- **What is asked**: Every line below should be copied exactly; drop the pictures.
##### Listing #####
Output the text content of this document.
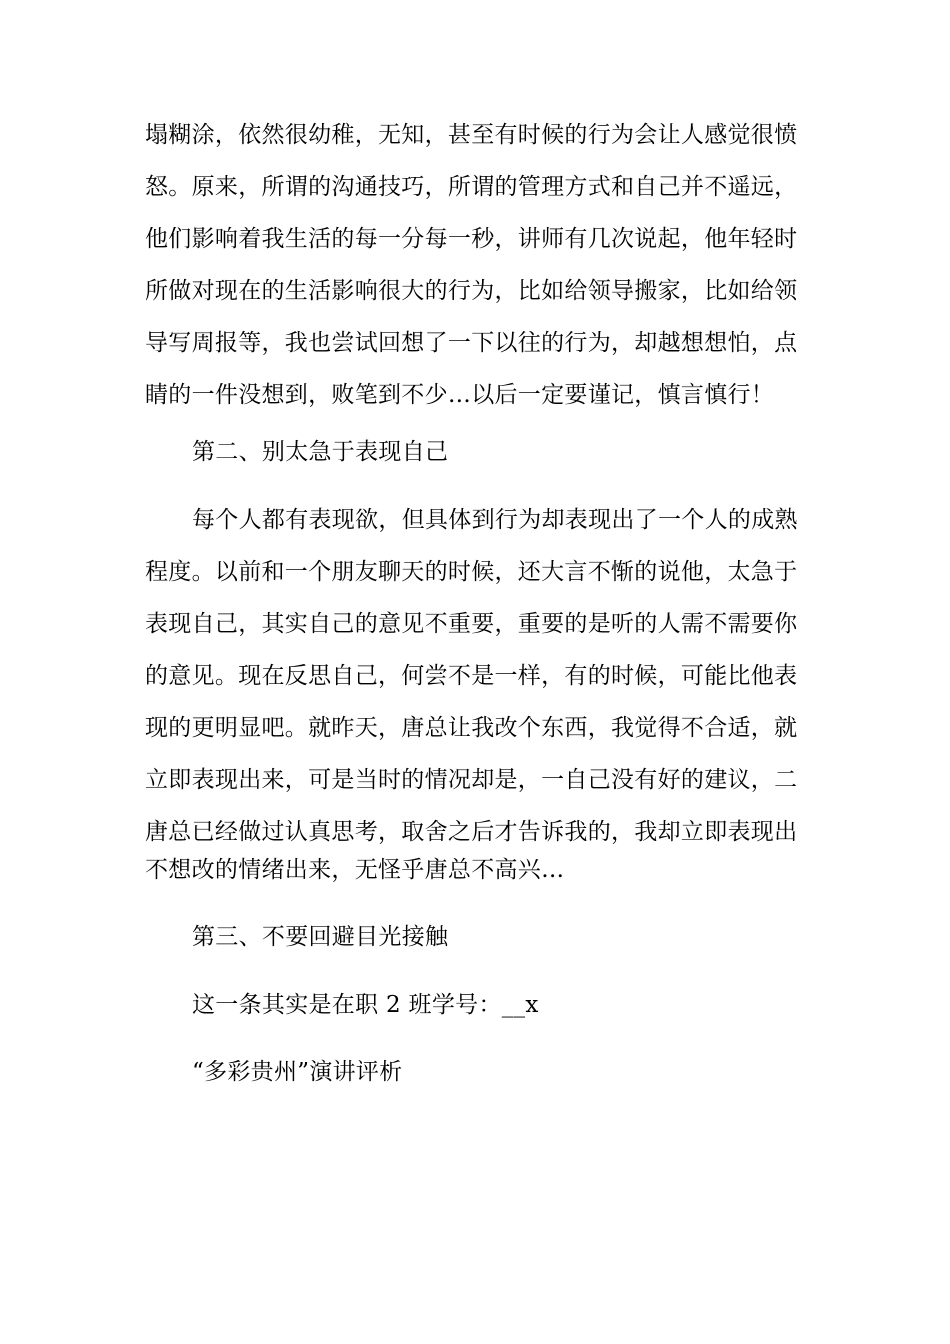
塌糊涂，依然很幼稚，无知，甚至有时候的行为会让人感觉很愤
怒。原来，所谓的沟通技巧，所谓的管理方式和自己并不遥远，
他们影响着我生活的每一分每一秒，讲师有几次说起，他年轻时
所做对现在的生活影响很大的行为，比如给领导搬家，比如给领
导写周报等，我也尝试回想了一下以往的行为，却越想想怕，点
睛的一件没想到，败笔到不少…以后一定要谨记，慎言慎行！
第二、别太急于表现自己
每个人都有表现欲，但具体到行为却表现出了一个人的成熟
程度。以前和一个朋友聊天的时候，还大言不惭的说他，太急于
表现自己，其实自己的意见不重要，重要的是听的人需不需要你
的意见。现在反思自己，何尝不是一样，有的时候，可能比他表
现的更明显吧。就昨天，唐总让我改个东西，我觉得不合适，就
立即表现出来，可是当时的情况却是，一自己没有好的建议，二
唐总已经做过认真思考，取舍之后才告诉我的，我却立即表现出
不想改的情绪出来，无怪乎唐总不高兴…
第三、不要回避目光接触
这一条其实是在职 2 班学号：__x
“多彩贵州”演讲评析
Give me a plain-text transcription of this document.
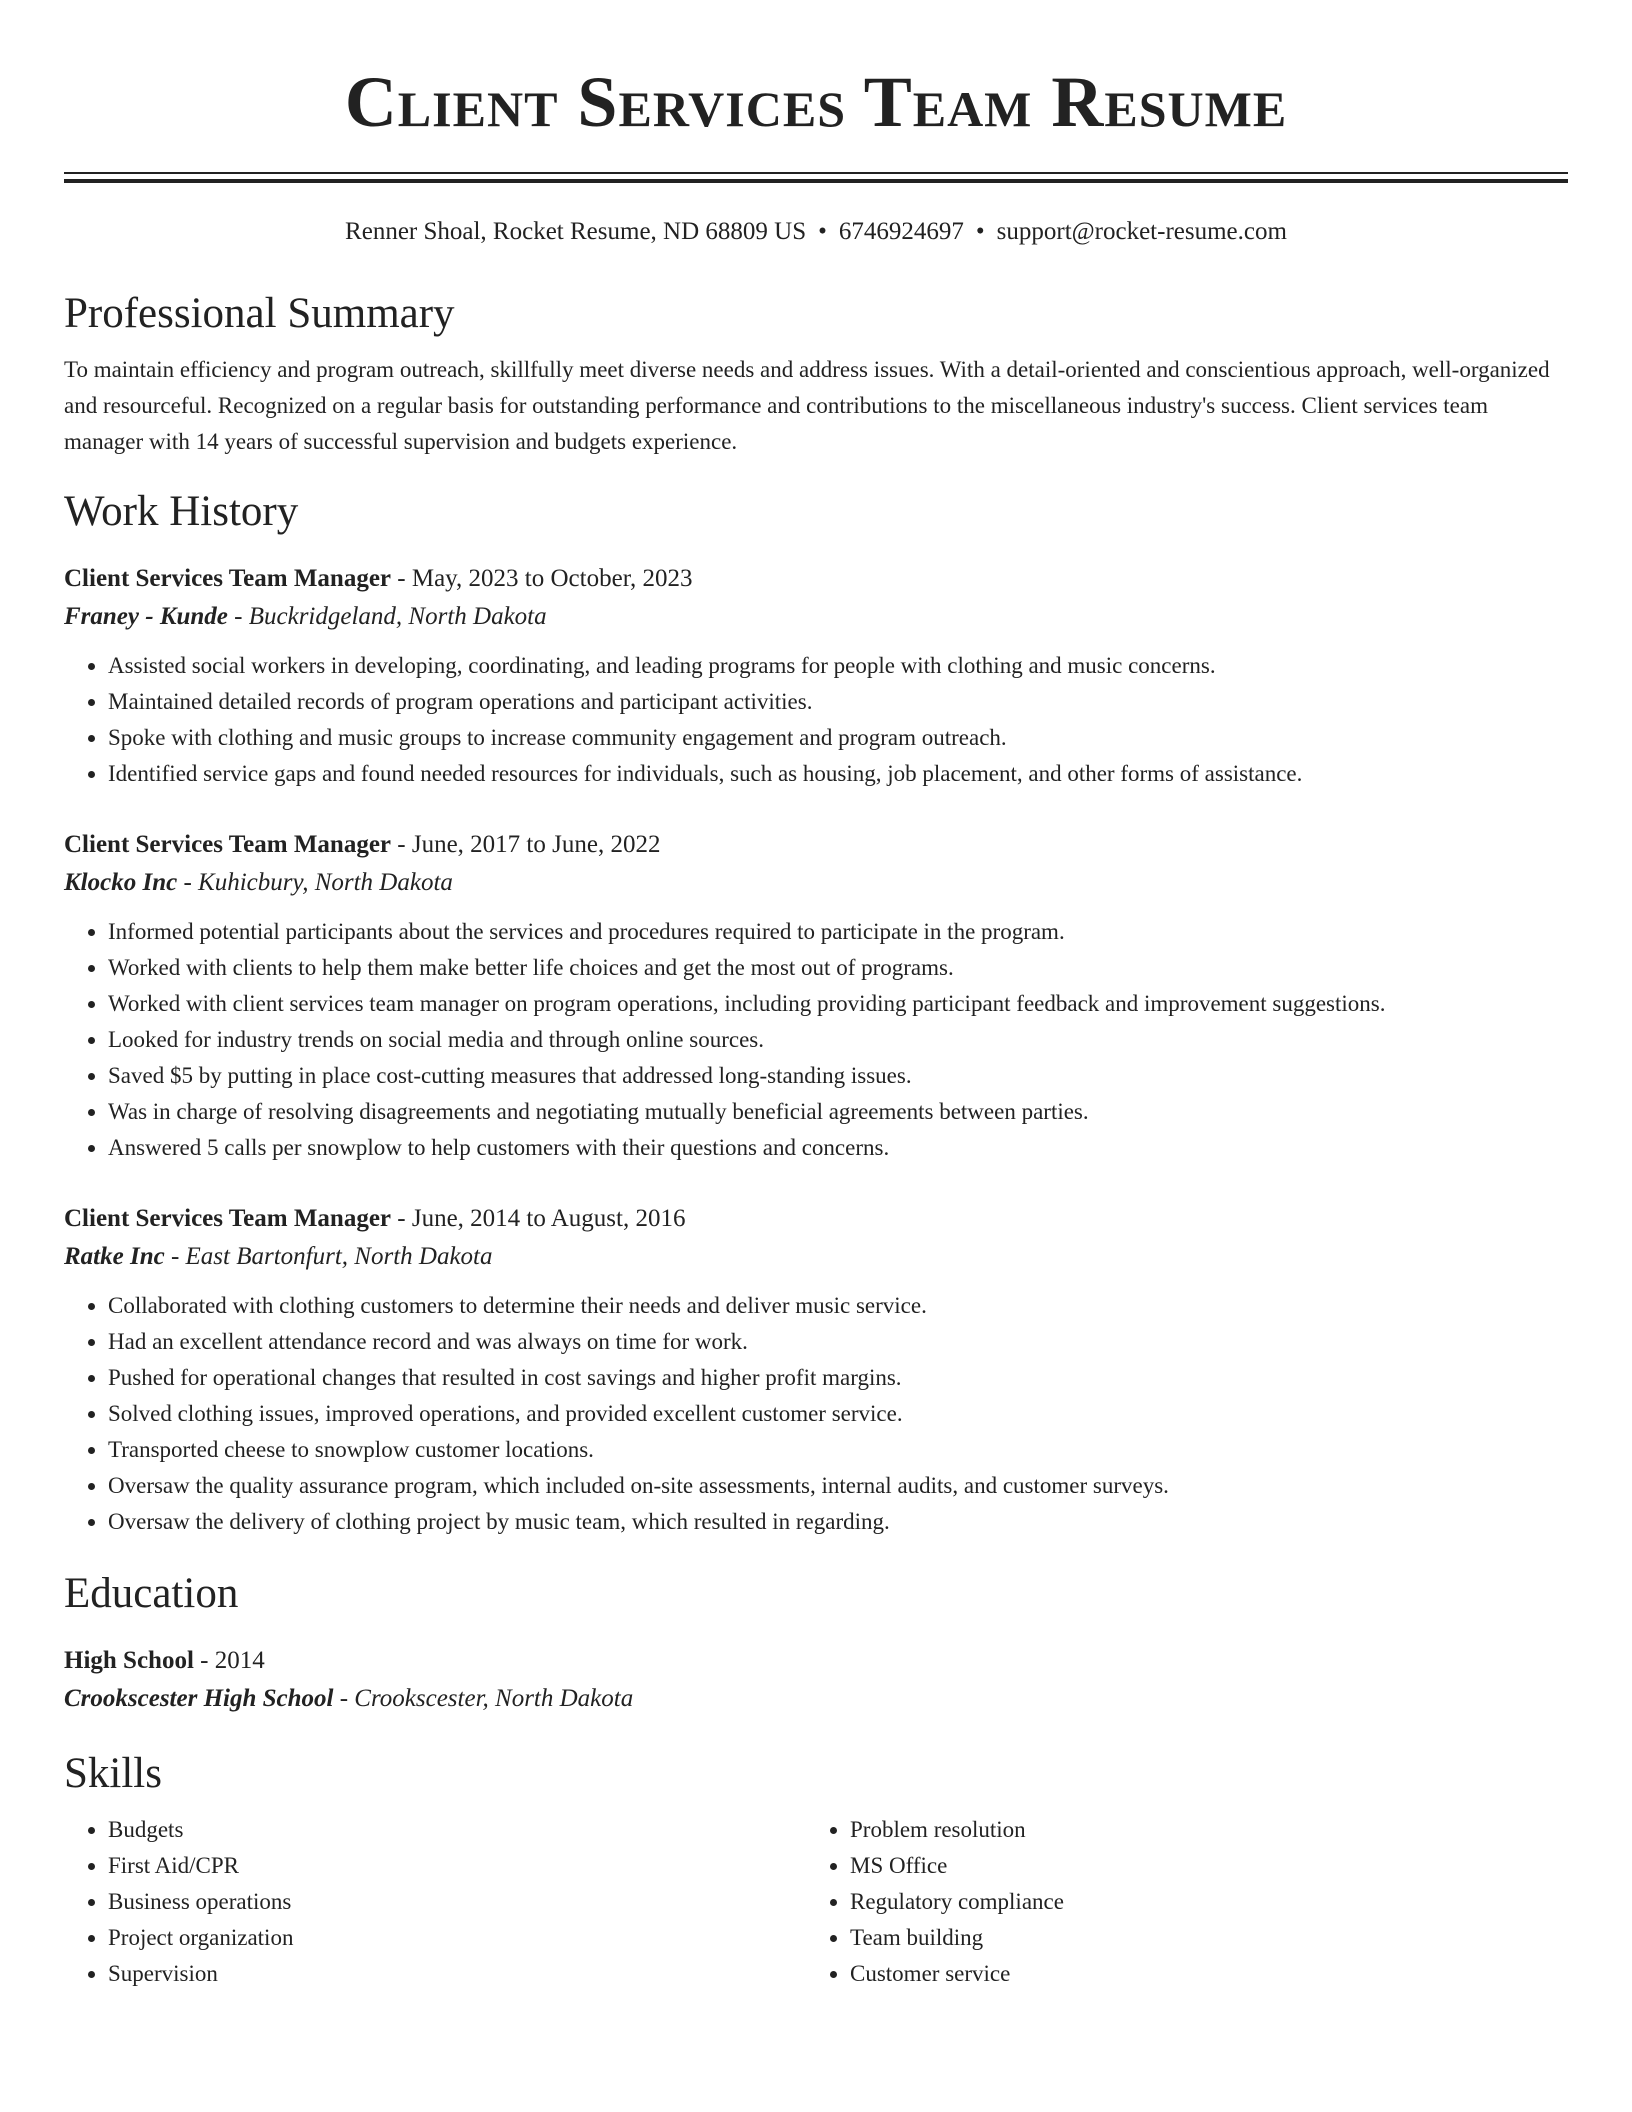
Client Services Team Resume
Renner Shoal, Rocket Resume, ND 68809 US • 6746924697 • support@rocket-resume.com
Professional Summary
To maintain efficiency and program outreach, skillfully meet diverse needs and address issues. With a detail-oriented and conscientious approach, well-organized and resourceful. Recognized on a regular basis for outstanding performance and contributions to the miscellaneous industry's success. Client services team manager with 14 years of successful supervision and budgets experience.
Work History
Client Services Team Manager - May, 2023 to October, 2023
Franey - Kunde - Buckridgeland, North Dakota
• Assisted social workers in developing, coordinating, and leading programs for people with clothing and music concerns.
• Maintained detailed records of program operations and participant activities.
• Spoke with clothing and music groups to increase community engagement and program outreach.
• Identified service gaps and found needed resources for individuals, such as housing, job placement, and other forms of assistance.
Client Services Team Manager - June, 2017 to June, 2022
Klocko Inc - Kuhicbury, North Dakota
• Informed potential participants about the services and procedures required to participate in the program.
• Worked with clients to help them make better life choices and get the most out of programs.
• Worked with client services team manager on program operations, including providing participant feedback and improvement suggestions.
• Looked for industry trends on social media and through online sources.
• Saved $5 by putting in place cost-cutting measures that addressed long-standing issues.
• Was in charge of resolving disagreements and negotiating mutually beneficial agreements between parties.
• Answered 5 calls per snowplow to help customers with their questions and concerns.
Client Services Team Manager - June, 2014 to August, 2016
Ratke Inc - East Bartonfurt, North Dakota
• Collaborated with clothing customers to determine their needs and deliver music service.
• Had an excellent attendance record and was always on time for work.
• Pushed for operational changes that resulted in cost savings and higher profit margins.
• Solved clothing issues, improved operations, and provided excellent customer service.
• Transported cheese to snowplow customer locations.
• Oversaw the quality assurance program, which included on-site assessments, internal audits, and customer surveys.
• Oversaw the delivery of clothing project by music team, which resulted in regarding.
Education
High School - 2014
Crookscester High School - Crookscester, North Dakota
Skills
• Budgets
• First Aid/CPR
• Business operations
• Project organization
• Supervision
• Problem resolution
• MS Office
• Regulatory compliance
• Team building
• Customer service
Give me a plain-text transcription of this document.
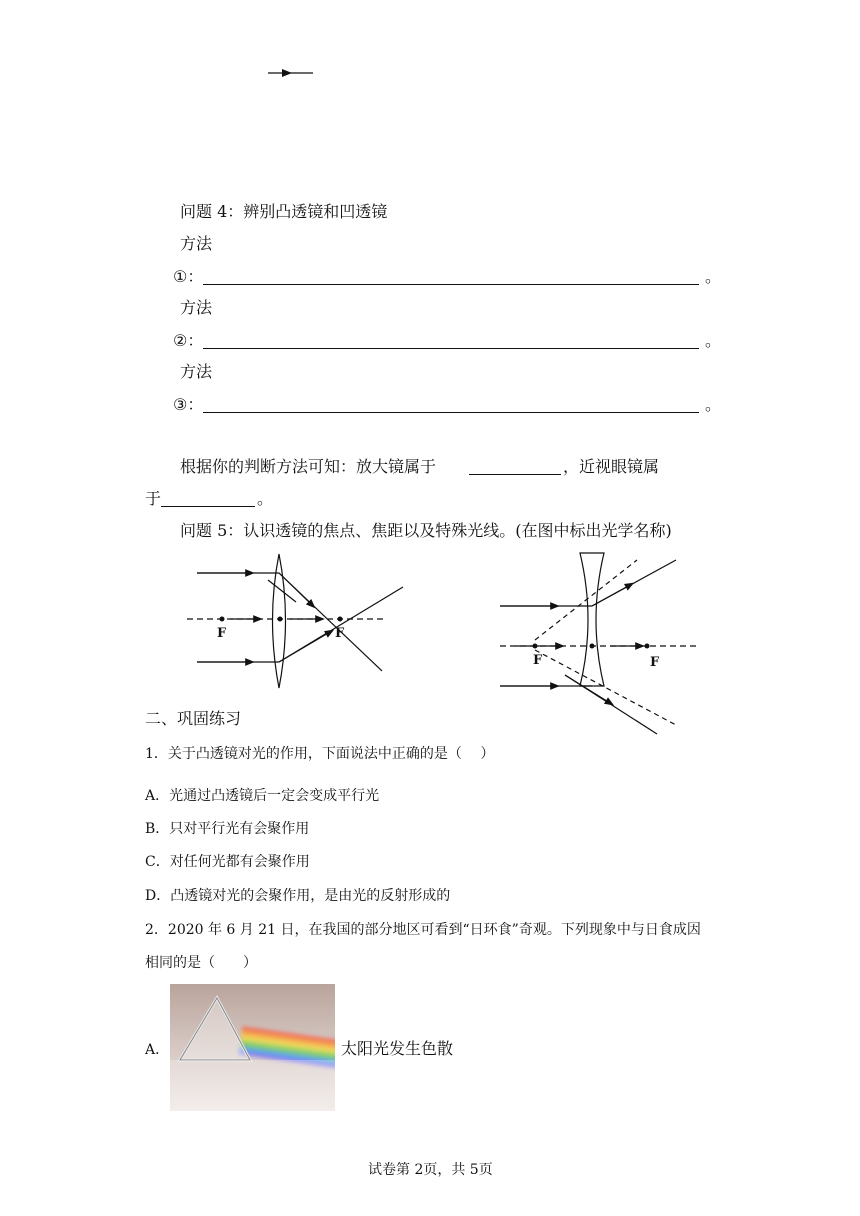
问题 4：辨别凸透镜和凹透镜
方法
①：	。
方法
②：	。
方法
③：	。
根据你的判断方法可知：放大镜属于	，近视眼镜属
于	。
问题 5：认识透镜的焦点、焦距以及特殊光线。(在图中标出光学名称)
F	F
F	F
二、巩固练习
1．关于凸透镜对光的作用，下面说法中正确的是（　 ）
A．光通过凸透镜后一定会变成平行光
B．只对平行光有会聚作用
C．对任何光都有会聚作用
D．凸透镜对光的会聚作用，是由光的反射形成的
2．2020 年 6 月 21 日，在我国的部分地区可看到“日环食”奇观。下列现象中与日食成因
相同的是（　　）
A．	太阳光发生色散
试卷第 2页，共 5页
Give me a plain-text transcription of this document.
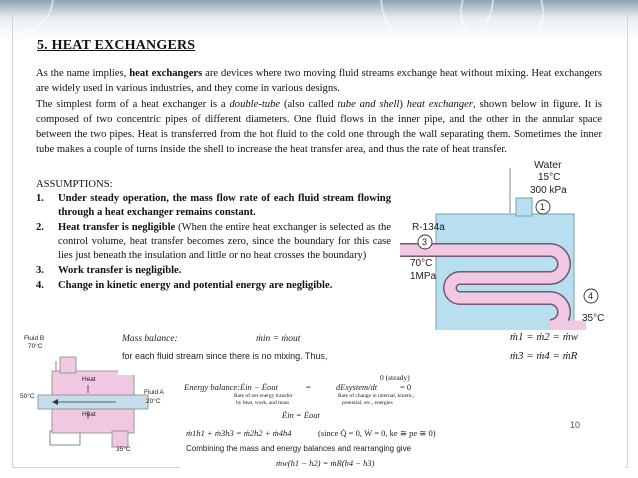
5. HEAT EXCHANGERS
As the name implies, heat exchangers are devices where two moving fluid streams exchange heat without mixing. Heat exchangers are widely used in various industries, and they come in various designs.
The simplest form of a heat exchanger is a double-tube (also called tube and shell) heat exchanger, shown below in figure. It is composed of two concentric pipes of different diameters. One fluid flows in the inner pipe, and the other in the annular space between the two pipes. Heat is transferred from the hot fluid to the cold one through the wall separating them. Sometimes the inner tube makes a couple of turns inside the shell to increase the heat transfer area, and thus the rate of heat transfer.
ASSUMPTIONS:
1.	Under steady operation, the mass flow rate of each fluid stream flowing through a heat exchanger remains constant.
2.	Heat transfer is negligible (When the entire heat exchanger is selected as the control volume, heat transfer becomes zero, since the boundary for this case lies just beneath the insulation and little or no heat crosses the boundary)
3.	Work transfer is negligible.
4.	Change in kinetic energy and potential energy are negligible.
Water
15°C
300 kPa
1
R-134a
3
70°C
1MPa
4
35°C
Fluid B
70°C
Heat
Heat
Fluid A
20°C
50°C
35°C
Mass balance:	ṁin = ṁout	ṁ1 = ṁ2 = ṁw
for each fluid stream since there is no mixing. Thus,	ṁ3 = ṁ4 = ṁR
Energy balance: Ėin − Ėout	=	dEsystem/dt
0 (steady)
= 0
Rate of net energy transfer
by heat, work, and mass
Rate of change in internal, kinetic,
potential, etc., energies
Ėin = Ėout
ṁ1h1 + ṁ3h3 = ṁ2h2 + ṁ4h4	(since Q̇ = 0, Ẇ = 0, ke ≅ pe ≅ 0)
Combining the mass and energy balances and rearranging give
ṁw(h1 − h2) = ṁR(h4 − h3)
10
#####
- **Written answer**:
Output the text content of this document.
塌糊涂，依然很幼稚，无知，甚至有时候的行为会让人感觉很愤
怒。原来，所谓的沟通技巧，所谓的管理方式和自己并不遥远，
他们影响着我生活的每一分每一秒，讲师有几次说起，他年轻时
所做对现在的生活影响很大的行为，比如给领导搬家，比如给领
导写周报等，我也尝试回想了一下以往的行为，却越想想怕，点
睛的一件没想到，败笔到不少…以后一定要谨记，慎言慎行！
第二、别太急于表现自己
每个人都有表现欲，但具体到行为却表现出了一个人的成熟
程度。以前和一个朋友聊天的时候，还大言不惭的说他，太急于
表现自己，其实自己的意见不重要，重要的是听的人需不需要你
的意见。现在反思自己，何尝不是一样，有的时候，可能比他表
现的更明显吧。就昨天，唐总让我改个东西，我觉得不合适，就
立即表现出来，可是当时的情况却是，一自己没有好的建议，二
唐总已经做过认真思考，取舍之后才告诉我的，我却立即表现出
不想改的情绪出来，无怪乎唐总不高兴…
第三、不要回避目光接触
这一条其实是在职 2 班学号：__x
“多彩贵州”演讲评析
Give me a plain-text transcription of this document.
Client Services Team Resume
Renner Shoal, Rocket Resume, ND 68809 US • 6746924697 • support@rocket-resume.com
Professional Summary
To maintain efficiency and program outreach, skillfully meet diverse needs and address issues. With a detail-oriented and conscientious approach, well-organized and resourceful. Recognized on a regular basis for outstanding performance and contributions to the miscellaneous industry's success. Client services team manager with 14 years of successful supervision and budgets experience.
Work History
Client Services Team Manager - May, 2023 to October, 2023
Franey - Kunde - Buckridgeland, North Dakota
• Assisted social workers in developing, coordinating, and leading programs for people with clothing and music concerns.
• Maintained detailed records of program operations and participant activities.
• Spoke with clothing and music groups to increase community engagement and program outreach.
• Identified service gaps and found needed resources for individuals, such as housing, job placement, and other forms of assistance.
Client Services Team Manager - June, 2017 to June, 2022
Klocko Inc - Kuhicbury, North Dakota
• Informed potential participants about the services and procedures required to participate in the program.
• Worked with clients to help them make better life choices and get the most out of programs.
• Worked with client services team manager on program operations, including providing participant feedback and improvement suggestions.
• Looked for industry trends on social media and through online sources.
• Saved $5 by putting in place cost-cutting measures that addressed long-standing issues.
• Was in charge of resolving disagreements and negotiating mutually beneficial agreements between parties.
• Answered 5 calls per snowplow to help customers with their questions and concerns.
Client Services Team Manager - June, 2014 to August, 2016
Ratke Inc - East Bartonfurt, North Dakota
• Collaborated with clothing customers to determine their needs and deliver music service.
• Had an excellent attendance record and was always on time for work.
• Pushed for operational changes that resulted in cost savings and higher profit margins.
• Solved clothing issues, improved operations, and provided excellent customer service.
• Transported cheese to snowplow customer locations.
• Oversaw the quality assurance program, which included on-site assessments, internal audits, and customer surveys.
• Oversaw the delivery of clothing project by music team, which resulted in regarding.
Education
High School - 2014
Crookscester High School - Crookscester, North Dakota
Skills
• Budgets
• First Aid/CPR
• Business operations
• Project organization
• Supervision
• Problem resolution
• MS Office
• Regulatory compliance
• Team building
• Customer service
Give me a plain-text transcription of this document.
问题 4：辨别凸透镜和凹透镜
方法
①：	。
方法
②：	。
方法
③：	。
根据你的判断方法可知：放大镜属于	，近视眼镜属
于	。
问题 5：认识透镜的焦点、焦距以及特殊光线。(在图中标出光学名称)
F	F
F	F
二、巩固练习
1．关于凸透镜对光的作用，下面说法中正确的是（　 ）
A．光通过凸透镜后一定会变成平行光
B．只对平行光有会聚作用
C．对任何光都有会聚作用
D．凸透镜对光的会聚作用，是由光的反射形成的
2．2020 年 6 月 21 日，在我国的部分地区可看到“日环食”奇观。下列现象中与日食成因
相同的是（　　）
A．	太阳光发生色散
试卷第 2页，共 5页
Give me a plain-text transcription of this document.
5. HEAT EXCHANGERS
As the name implies, heat exchangers are devices where two moving fluid streams exchange heat without mixing. Heat exchangers are widely used in various industries, and they come in various designs.
The simplest form of a heat exchanger is a double-tube (also called tube and shell) heat exchanger, shown below in figure. It is composed of two concentric pipes of different diameters. One fluid flows in the inner pipe, and the other in the annular space between the two pipes. Heat is transferred from the hot fluid to the cold one through the wall separating them. Sometimes the inner tube makes a couple of turns inside the shell to increase the heat transfer area, and thus the rate of heat transfer.
ASSUMPTIONS:
1.	Under steady operation, the mass flow rate of each fluid stream flowing through a heat exchanger remains constant.
2.	Heat transfer is negligible (When the entire heat exchanger is selected as the control volume, heat transfer becomes zero, since the boundary for this case lies just beneath the insulation and little or no heat crosses the boundary)
3.	Work transfer is negligible.
4.	Change in kinetic energy and potential energy are negligible.
Water
15°C
300 kPa
1
R-134a
3
70°C
1MPa
4
35°C
Fluid B
70°C
Heat
Heat
Fluid A
20°C
50°C
35°C
Mass balance:	ṁin = ṁout	ṁ1 = ṁ2 = ṁw
for each fluid stream since there is no mixing. Thus,	ṁ3 = ṁ4 = ṁR
Energy balance: Ėin − Ėout	=	dEsystem/dt
0 (steady)
= 0
Rate of net energy transfer
by heat, work, and mass
Rate of change in internal, kinetic,
potential, etc., energies
Ėin = Ėout
ṁ1h1 + ṁ3h3 = ṁ2h2 + ṁ4h4	(since Q̇ = 0, Ẇ = 0, ke ≅ pe ≅ 0)
Combining the mass and energy balances and rearranging give
ṁw(h1 − h2) = ṁR(h4 − h3)
10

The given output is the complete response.